#### PROBLEM TO SOLVE:
Return the number of lines that include the string "JSON", without any other text.

#### RECORD EXTRACTS:
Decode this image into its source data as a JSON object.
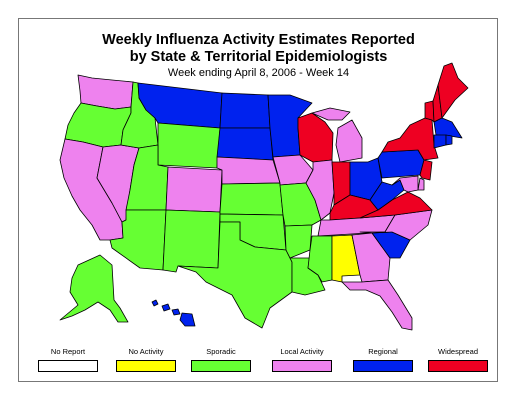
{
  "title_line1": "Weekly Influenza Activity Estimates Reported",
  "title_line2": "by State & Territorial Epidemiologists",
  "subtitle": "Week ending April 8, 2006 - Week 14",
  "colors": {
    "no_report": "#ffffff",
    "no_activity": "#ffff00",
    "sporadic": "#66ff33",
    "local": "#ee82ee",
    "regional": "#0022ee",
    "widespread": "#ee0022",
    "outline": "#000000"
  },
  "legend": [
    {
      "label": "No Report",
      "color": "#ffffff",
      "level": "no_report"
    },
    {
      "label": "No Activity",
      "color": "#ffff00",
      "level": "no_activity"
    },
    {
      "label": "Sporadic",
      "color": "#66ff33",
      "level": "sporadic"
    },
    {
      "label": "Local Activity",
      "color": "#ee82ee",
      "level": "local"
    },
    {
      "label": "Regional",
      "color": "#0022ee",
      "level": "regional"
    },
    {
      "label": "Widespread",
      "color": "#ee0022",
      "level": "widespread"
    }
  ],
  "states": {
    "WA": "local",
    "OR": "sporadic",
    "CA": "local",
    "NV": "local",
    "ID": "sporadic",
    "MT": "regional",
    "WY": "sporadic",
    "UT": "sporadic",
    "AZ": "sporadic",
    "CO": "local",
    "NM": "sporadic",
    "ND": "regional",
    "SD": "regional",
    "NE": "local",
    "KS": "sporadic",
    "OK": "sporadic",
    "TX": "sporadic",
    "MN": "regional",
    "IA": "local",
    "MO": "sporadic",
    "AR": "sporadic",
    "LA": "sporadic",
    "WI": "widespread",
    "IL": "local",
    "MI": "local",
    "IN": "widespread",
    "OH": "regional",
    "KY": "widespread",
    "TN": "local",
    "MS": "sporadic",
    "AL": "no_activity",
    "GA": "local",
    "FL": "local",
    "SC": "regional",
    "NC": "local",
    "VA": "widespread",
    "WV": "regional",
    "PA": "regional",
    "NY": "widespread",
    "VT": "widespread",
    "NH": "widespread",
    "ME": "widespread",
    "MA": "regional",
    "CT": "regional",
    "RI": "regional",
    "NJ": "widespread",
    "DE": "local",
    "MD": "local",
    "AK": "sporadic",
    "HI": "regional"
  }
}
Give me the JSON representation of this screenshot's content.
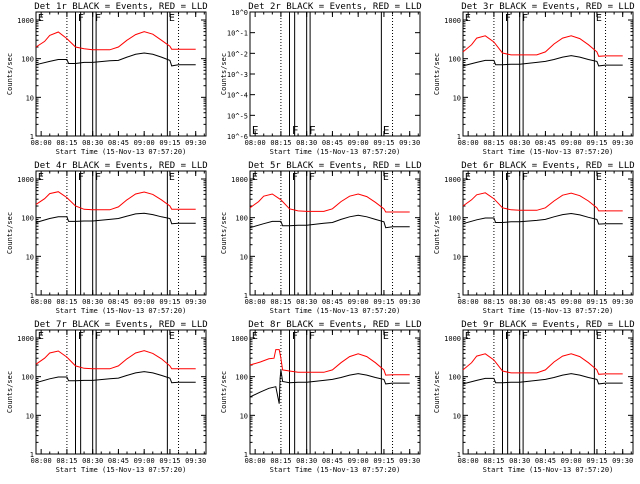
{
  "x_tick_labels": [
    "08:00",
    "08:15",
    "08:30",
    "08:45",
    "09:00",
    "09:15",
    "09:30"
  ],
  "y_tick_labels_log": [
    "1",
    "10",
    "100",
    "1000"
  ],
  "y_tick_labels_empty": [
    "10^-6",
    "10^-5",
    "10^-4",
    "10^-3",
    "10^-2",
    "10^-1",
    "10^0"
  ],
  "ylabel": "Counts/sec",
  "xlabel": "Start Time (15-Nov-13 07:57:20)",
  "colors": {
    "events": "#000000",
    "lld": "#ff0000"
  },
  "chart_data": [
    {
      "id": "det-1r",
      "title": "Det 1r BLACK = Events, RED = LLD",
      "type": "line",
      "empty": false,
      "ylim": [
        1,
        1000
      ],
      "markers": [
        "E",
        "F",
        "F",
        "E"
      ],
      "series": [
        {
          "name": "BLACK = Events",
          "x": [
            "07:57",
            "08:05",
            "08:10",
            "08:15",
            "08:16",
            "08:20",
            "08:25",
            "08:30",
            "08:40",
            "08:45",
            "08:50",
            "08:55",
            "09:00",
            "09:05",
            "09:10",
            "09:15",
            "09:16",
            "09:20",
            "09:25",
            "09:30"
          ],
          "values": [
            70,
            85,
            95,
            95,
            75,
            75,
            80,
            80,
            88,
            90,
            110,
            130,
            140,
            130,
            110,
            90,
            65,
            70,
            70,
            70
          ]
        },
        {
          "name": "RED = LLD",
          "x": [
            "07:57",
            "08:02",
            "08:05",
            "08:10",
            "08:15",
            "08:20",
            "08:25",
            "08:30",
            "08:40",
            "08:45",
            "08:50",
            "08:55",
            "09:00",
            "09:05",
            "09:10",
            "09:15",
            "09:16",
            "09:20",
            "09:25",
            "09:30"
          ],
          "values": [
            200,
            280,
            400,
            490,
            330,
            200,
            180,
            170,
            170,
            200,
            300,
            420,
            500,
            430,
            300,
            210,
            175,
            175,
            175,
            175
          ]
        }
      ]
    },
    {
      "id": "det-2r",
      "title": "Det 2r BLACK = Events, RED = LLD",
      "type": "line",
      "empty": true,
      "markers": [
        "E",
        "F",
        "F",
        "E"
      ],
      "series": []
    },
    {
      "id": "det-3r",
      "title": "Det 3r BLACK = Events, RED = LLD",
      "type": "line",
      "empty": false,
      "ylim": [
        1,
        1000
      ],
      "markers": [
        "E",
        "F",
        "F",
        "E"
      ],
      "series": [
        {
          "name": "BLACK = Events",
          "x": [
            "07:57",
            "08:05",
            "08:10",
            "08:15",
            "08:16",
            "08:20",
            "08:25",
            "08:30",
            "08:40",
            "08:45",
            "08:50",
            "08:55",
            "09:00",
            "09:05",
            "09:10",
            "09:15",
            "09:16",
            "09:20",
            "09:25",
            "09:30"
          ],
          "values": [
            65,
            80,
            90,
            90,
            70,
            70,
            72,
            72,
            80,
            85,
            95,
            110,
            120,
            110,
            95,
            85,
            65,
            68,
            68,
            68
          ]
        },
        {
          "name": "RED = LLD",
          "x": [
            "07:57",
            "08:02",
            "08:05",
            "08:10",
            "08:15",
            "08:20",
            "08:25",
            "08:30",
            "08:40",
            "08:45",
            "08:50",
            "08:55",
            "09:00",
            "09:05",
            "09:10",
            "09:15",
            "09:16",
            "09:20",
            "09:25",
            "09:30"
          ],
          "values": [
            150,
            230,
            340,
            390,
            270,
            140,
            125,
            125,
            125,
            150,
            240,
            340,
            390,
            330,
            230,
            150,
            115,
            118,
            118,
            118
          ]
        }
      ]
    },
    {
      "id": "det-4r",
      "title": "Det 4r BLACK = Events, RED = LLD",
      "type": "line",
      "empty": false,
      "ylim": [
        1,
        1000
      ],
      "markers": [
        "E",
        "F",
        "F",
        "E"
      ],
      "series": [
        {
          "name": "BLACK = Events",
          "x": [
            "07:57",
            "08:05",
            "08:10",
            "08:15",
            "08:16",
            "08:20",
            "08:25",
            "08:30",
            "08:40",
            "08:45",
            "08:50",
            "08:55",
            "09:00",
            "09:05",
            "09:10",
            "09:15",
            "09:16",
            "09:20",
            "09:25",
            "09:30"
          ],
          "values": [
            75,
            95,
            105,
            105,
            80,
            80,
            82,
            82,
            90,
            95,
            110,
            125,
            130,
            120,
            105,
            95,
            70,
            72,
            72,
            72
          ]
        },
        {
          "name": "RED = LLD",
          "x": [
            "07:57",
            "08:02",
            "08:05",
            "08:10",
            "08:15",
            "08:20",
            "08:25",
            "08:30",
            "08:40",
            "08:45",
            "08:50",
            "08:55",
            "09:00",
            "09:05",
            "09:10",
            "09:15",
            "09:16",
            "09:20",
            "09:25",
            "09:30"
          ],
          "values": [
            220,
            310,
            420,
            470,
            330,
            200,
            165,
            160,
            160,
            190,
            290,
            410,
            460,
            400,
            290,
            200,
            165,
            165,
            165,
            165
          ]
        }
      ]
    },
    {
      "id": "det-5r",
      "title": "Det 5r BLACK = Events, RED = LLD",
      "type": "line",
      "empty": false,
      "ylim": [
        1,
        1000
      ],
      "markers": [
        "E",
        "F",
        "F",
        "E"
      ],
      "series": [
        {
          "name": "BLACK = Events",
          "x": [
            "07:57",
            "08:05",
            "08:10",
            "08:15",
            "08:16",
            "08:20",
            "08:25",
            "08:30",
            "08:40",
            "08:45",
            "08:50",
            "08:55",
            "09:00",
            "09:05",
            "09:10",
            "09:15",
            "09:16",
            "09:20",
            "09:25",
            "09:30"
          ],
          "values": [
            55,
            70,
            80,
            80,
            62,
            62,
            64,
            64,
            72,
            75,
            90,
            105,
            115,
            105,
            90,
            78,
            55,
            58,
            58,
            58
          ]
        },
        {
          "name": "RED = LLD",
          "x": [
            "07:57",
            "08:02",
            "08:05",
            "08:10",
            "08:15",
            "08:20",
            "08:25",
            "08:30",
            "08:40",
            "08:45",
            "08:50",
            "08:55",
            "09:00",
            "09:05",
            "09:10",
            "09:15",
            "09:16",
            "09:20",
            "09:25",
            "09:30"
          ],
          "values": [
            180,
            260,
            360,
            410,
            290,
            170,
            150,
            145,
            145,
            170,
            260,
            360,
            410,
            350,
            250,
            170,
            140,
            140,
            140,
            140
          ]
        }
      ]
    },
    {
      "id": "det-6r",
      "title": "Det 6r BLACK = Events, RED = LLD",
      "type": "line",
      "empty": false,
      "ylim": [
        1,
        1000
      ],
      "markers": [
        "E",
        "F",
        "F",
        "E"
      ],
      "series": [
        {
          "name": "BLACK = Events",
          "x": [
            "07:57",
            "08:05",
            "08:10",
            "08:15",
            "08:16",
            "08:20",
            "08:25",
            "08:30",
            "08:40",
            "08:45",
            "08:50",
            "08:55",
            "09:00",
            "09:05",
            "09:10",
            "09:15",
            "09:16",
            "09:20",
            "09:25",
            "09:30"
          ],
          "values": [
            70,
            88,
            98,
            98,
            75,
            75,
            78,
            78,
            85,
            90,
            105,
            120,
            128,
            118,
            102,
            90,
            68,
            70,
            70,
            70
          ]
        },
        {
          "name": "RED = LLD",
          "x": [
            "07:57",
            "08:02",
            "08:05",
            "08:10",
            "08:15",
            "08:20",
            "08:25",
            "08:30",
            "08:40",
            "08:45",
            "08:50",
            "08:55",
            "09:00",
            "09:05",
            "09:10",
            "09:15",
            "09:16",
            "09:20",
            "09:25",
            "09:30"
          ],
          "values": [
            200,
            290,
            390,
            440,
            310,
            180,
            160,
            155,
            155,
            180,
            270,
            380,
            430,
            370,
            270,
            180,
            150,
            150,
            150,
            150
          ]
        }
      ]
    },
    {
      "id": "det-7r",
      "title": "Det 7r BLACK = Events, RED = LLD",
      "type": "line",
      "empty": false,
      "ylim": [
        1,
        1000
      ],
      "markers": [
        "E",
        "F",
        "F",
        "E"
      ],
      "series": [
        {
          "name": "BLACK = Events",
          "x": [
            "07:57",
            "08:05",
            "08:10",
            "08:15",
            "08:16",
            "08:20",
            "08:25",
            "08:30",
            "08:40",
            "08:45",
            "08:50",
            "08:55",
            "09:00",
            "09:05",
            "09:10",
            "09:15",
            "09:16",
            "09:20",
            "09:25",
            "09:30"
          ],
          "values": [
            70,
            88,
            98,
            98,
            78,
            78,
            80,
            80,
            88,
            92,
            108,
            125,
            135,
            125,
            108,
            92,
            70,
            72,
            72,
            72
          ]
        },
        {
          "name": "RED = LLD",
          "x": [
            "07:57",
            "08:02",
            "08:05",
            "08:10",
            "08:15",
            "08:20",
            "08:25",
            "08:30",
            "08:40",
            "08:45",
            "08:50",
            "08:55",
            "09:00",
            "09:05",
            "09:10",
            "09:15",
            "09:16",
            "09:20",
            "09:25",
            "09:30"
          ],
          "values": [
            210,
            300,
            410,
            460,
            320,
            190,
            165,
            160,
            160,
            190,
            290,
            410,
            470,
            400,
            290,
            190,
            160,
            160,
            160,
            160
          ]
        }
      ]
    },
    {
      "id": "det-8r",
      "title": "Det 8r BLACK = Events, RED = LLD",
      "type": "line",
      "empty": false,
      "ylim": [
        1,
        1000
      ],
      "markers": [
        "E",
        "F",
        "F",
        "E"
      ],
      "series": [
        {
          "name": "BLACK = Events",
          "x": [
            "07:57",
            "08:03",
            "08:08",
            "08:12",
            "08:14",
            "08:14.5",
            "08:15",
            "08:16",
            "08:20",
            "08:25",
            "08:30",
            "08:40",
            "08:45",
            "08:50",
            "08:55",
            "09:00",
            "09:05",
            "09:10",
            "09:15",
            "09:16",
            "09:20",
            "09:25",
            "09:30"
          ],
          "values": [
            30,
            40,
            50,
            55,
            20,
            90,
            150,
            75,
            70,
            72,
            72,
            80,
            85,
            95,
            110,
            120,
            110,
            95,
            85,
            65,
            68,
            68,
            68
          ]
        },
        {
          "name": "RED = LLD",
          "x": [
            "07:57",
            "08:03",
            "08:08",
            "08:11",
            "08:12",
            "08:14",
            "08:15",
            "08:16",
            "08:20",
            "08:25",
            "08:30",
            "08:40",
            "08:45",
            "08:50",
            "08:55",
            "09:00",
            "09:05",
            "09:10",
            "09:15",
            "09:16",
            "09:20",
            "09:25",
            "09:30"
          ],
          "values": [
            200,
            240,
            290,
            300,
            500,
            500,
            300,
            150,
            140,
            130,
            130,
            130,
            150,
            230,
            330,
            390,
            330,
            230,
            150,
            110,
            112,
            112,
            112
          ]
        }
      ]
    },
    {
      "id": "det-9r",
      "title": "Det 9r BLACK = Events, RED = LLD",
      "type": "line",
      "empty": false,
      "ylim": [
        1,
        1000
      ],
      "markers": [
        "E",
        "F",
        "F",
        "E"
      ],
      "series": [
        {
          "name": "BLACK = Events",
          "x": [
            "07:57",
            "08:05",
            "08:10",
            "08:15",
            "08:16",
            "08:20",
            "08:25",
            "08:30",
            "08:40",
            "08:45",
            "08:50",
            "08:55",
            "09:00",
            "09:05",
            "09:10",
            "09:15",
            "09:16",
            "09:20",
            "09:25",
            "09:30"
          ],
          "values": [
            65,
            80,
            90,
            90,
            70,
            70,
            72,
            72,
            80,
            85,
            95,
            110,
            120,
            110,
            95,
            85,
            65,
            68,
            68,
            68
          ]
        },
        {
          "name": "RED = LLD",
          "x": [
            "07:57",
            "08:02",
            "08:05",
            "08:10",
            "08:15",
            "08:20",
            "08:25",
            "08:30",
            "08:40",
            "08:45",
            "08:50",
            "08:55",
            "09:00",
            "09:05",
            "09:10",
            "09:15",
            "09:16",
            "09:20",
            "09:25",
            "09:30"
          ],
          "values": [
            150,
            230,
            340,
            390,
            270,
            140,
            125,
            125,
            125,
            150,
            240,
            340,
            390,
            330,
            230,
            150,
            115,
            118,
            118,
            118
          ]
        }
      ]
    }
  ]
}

#### FULL OUTPUT:
2